* PROBLEM TO WORK ON
Take the material below and write it all out again exactly.
***** MATERIAL TO PROCESS
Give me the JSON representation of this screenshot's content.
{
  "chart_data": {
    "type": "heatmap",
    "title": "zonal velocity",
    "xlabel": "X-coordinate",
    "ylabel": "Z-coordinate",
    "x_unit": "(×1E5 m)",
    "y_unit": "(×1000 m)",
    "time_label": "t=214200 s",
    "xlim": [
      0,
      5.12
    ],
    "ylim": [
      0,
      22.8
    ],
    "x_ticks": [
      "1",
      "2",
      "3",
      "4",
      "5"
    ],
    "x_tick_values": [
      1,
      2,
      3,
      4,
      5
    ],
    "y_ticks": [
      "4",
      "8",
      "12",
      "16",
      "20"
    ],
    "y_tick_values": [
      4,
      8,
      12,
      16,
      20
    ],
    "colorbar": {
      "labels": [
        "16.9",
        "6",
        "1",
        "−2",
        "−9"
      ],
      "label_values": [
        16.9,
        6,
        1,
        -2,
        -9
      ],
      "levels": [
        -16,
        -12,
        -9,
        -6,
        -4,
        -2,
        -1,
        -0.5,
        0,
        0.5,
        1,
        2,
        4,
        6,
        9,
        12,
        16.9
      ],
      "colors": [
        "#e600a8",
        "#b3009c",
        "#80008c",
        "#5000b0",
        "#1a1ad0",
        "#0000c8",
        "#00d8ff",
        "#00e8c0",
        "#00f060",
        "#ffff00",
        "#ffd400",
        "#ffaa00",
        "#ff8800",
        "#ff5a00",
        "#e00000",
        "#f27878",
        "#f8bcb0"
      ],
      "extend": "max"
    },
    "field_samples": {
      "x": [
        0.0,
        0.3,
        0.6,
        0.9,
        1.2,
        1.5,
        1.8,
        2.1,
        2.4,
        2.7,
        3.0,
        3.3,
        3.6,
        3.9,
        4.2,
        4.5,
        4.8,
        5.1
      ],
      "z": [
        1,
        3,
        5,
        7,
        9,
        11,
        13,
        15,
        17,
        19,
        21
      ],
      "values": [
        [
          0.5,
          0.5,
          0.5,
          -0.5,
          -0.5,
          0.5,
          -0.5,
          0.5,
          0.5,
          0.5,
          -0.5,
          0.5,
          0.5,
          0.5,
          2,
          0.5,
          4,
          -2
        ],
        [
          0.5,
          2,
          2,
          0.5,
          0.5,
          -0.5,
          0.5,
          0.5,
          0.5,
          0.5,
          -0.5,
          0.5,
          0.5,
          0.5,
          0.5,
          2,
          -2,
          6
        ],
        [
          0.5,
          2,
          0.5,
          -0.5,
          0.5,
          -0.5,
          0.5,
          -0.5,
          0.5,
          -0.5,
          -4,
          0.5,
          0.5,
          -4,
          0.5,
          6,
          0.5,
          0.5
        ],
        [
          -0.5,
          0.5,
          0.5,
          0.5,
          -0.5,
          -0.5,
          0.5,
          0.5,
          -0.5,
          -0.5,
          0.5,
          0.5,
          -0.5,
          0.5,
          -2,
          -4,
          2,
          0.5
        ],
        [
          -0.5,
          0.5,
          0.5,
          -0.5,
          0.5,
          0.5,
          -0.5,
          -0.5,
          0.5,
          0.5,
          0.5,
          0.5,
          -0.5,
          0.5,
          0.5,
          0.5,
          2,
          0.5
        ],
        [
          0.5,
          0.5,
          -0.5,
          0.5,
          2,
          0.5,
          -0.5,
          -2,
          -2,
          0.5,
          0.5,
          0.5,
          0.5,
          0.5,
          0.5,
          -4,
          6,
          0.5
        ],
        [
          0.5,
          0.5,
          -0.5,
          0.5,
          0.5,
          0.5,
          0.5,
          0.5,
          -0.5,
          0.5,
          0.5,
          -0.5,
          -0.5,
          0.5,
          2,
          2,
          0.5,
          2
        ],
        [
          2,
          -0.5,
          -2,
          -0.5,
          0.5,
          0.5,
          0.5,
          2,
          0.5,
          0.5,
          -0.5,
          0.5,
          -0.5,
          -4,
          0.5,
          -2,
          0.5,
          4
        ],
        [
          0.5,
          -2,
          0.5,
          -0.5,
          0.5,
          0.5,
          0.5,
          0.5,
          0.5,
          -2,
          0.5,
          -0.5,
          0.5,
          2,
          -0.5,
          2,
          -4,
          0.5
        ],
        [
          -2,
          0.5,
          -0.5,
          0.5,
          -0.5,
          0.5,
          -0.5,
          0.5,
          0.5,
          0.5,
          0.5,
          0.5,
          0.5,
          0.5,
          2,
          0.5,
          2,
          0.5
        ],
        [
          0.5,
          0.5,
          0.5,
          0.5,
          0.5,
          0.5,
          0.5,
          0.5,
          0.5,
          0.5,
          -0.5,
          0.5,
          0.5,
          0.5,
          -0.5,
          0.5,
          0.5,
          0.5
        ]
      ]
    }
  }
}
**********
* EXPECTED ANSWER
Give me the JSON representation of this screenshot's content.
{
  "chart_data": {
    "type": "heatmap",
    "title": "zonal velocity",
    "xlabel": "X-coordinate",
    "ylabel": "Z-coordinate",
    "x_unit": "(×1E5 m)",
    "y_unit": "(×1000 m)",
    "time_label": "t=214200 s",
    "xlim": [
      0,
      5.12
    ],
    "ylim": [
      0,
      22.8
    ],
    "x_ticks": [
      "1",
      "2",
      "3",
      "4",
      "5"
    ],
    "x_tick_values": [
      1,
      2,
      3,
      4,
      5
    ],
    "y_ticks": [
      "4",
      "8",
      "12",
      "16",
      "20"
    ],
    "y_tick_values": [
      4,
      8,
      12,
      16,
      20
    ],
    "colorbar": {
      "labels": [
        "16.9",
        "6",
        "1",
        "−2",
        "−9"
      ],
      "label_values": [
        16.9,
        6,
        1,
        -2,
        -9
      ],
      "levels": [
        -16,
        -12,
        -9,
        -6,
        -4,
        -2,
        -1,
        -0.5,
        0,
        0.5,
        1,
        2,
        4,
        6,
        9,
        12,
        16.9
      ],
      "colors": [
        "#e600a8",
        "#b3009c",
        "#80008c",
        "#5000b0",
        "#1a1ad0",
        "#0000c8",
        "#00d8ff",
        "#00e8c0",
        "#00f060",
        "#ffff00",
        "#ffd400",
        "#ffaa00",
        "#ff8800",
        "#ff5a00",
        "#e00000",
        "#f27878",
        "#f8bcb0"
      ],
      "extend": "max"
    },
    "field_samples": {
      "x": [
        0.0,
        0.3,
        0.6,
        0.9,
        1.2,
        1.5,
        1.8,
        2.1,
        2.4,
        2.7,
        3.0,
        3.3,
        3.6,
        3.9,
        4.2,
        4.5,
        4.8,
        5.1
      ],
      "z": [
        1,
        3,
        5,
        7,
        9,
        11,
        13,
        15,
        17,
        19,
        21
      ],
      "values": [
        [
          0.5,
          0.5,
          0.5,
          -0.5,
          -0.5,
          0.5,
          -0.5,
          0.5,
          0.5,
          0.5,
          -0.5,
          0.5,
          0.5,
          0.5,
          2,
          0.5,
          4,
          -2
        ],
        [
          0.5,
          2,
          2,
          0.5,
          0.5,
          -0.5,
          0.5,
          0.5,
          0.5,
          0.5,
          -0.5,
          0.5,
          0.5,
          0.5,
          0.5,
          2,
          -2,
          6
        ],
        [
          0.5,
          2,
          0.5,
          -0.5,
          0.5,
          -0.5,
          0.5,
          -0.5,
          0.5,
          -0.5,
          -4,
          0.5,
          0.5,
          -4,
          0.5,
          6,
          0.5,
          0.5
        ],
        [
          -0.5,
          0.5,
          0.5,
          0.5,
          -0.5,
          -0.5,
          0.5,
          0.5,
          -0.5,
          -0.5,
          0.5,
          0.5,
          -0.5,
          0.5,
          -2,
          -4,
          2,
          0.5
        ],
        [
          -0.5,
          0.5,
          0.5,
          -0.5,
          0.5,
          0.5,
          -0.5,
          -0.5,
          0.5,
          0.5,
          0.5,
          0.5,
          -0.5,
          0.5,
          0.5,
          0.5,
          2,
          0.5
        ],
        [
          0.5,
          0.5,
          -0.5,
          0.5,
          2,
          0.5,
          -0.5,
          -2,
          -2,
          0.5,
          0.5,
          0.5,
          0.5,
          0.5,
          0.5,
          -4,
          6,
          0.5
        ],
        [
          0.5,
          0.5,
          -0.5,
          0.5,
          0.5,
          0.5,
          0.5,
          0.5,
          -0.5,
          0.5,
          0.5,
          -0.5,
          -0.5,
          0.5,
          2,
          2,
          0.5,
          2
        ],
        [
          2,
          -0.5,
          -2,
          -0.5,
          0.5,
          0.5,
          0.5,
          2,
          0.5,
          0.5,
          -0.5,
          0.5,
          -0.5,
          -4,
          0.5,
          -2,
          0.5,
          4
        ],
        [
          0.5,
          -2,
          0.5,
          -0.5,
          0.5,
          0.5,
          0.5,
          0.5,
          0.5,
          -2,
          0.5,
          -0.5,
          0.5,
          2,
          -0.5,
          2,
          -4,
          0.5
        ],
        [
          -2,
          0.5,
          -0.5,
          0.5,
          -0.5,
          0.5,
          -0.5,
          0.5,
          0.5,
          0.5,
          0.5,
          0.5,
          0.5,
          0.5,
          2,
          0.5,
          2,
          0.5
        ],
        [
          0.5,
          0.5,
          0.5,
          0.5,
          0.5,
          0.5,
          0.5,
          0.5,
          0.5,
          0.5,
          -0.5,
          0.5,
          0.5,
          0.5,
          -0.5,
          0.5,
          0.5,
          0.5
        ]
      ]
    }
  }
}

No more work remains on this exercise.